### STATED PROBLEM
Select the lines that hold the word "document" and copy each one.

━━━━━ TASK MATERIAL ━━━━━

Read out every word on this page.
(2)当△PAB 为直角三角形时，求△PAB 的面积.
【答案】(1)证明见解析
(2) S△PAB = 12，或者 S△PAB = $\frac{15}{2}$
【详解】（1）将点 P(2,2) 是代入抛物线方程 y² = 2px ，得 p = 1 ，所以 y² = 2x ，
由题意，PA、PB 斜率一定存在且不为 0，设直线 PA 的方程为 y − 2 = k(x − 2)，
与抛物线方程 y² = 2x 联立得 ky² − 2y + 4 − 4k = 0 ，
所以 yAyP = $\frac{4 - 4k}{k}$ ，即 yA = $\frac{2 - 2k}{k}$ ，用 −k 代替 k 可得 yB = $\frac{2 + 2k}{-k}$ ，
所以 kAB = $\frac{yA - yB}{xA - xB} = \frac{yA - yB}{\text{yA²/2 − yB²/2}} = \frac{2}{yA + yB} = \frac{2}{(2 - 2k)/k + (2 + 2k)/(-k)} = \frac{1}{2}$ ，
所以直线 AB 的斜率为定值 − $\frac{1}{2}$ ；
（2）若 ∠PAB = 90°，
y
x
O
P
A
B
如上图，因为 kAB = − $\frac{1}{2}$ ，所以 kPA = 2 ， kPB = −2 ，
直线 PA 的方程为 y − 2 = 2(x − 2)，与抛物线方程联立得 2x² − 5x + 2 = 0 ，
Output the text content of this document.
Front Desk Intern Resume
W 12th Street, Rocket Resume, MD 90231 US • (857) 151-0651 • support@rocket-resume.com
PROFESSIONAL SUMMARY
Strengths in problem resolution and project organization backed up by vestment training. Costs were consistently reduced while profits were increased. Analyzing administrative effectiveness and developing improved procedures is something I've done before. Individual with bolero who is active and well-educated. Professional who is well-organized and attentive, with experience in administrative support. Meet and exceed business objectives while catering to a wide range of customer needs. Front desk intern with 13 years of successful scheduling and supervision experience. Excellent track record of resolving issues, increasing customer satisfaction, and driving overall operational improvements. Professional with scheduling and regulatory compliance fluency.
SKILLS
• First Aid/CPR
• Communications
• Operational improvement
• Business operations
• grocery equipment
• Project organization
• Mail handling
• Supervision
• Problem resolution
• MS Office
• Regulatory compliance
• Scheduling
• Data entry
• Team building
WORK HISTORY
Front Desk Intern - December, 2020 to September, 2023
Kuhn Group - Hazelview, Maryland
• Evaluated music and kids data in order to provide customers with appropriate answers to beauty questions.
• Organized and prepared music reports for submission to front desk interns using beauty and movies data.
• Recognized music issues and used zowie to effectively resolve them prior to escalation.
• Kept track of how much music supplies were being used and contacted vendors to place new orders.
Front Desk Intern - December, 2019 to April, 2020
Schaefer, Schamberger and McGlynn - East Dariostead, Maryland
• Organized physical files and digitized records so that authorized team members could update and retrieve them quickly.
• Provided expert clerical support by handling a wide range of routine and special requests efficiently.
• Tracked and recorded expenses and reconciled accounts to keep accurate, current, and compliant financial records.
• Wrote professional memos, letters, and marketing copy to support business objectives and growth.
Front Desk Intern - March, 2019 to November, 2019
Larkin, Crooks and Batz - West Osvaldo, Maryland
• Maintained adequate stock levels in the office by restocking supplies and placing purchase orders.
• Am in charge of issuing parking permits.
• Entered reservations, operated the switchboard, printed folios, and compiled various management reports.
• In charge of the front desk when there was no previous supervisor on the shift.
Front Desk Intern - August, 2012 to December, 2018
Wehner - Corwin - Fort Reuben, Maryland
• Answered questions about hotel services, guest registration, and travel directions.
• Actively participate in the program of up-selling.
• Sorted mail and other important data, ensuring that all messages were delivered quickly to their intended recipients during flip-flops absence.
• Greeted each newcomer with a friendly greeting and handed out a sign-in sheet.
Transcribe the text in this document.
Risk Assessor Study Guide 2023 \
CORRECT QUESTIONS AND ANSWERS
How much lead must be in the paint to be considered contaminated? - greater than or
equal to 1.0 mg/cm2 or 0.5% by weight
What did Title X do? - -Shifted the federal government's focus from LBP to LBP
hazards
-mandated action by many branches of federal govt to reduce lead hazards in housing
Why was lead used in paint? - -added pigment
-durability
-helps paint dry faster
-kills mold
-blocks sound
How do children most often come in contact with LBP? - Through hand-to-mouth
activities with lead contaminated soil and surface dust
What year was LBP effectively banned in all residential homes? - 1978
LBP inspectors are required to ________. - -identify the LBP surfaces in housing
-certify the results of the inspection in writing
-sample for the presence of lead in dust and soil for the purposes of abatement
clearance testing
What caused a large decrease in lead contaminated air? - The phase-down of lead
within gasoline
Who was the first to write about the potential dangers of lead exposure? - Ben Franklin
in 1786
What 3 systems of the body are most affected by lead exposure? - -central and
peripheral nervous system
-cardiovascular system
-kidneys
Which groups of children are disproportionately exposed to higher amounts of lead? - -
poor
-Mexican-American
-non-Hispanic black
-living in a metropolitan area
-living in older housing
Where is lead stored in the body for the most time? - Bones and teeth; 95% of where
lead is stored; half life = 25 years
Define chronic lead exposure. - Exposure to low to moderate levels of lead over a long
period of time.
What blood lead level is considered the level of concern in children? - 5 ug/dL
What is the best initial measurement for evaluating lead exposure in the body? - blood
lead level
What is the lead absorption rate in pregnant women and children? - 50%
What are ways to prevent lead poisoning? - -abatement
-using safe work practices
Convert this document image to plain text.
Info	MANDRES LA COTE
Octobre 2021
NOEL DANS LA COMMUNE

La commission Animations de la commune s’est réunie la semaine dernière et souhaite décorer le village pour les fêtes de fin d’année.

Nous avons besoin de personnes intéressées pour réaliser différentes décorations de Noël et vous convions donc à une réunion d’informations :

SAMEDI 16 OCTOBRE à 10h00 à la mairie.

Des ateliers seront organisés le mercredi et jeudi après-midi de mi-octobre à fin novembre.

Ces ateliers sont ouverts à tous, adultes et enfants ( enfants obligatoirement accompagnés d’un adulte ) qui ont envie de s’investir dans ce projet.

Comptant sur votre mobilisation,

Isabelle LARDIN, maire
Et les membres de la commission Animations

━━━━━

### ANSWER
Output the text content of this document.
Transcribe the text in this document.
Convert this document image to plain text.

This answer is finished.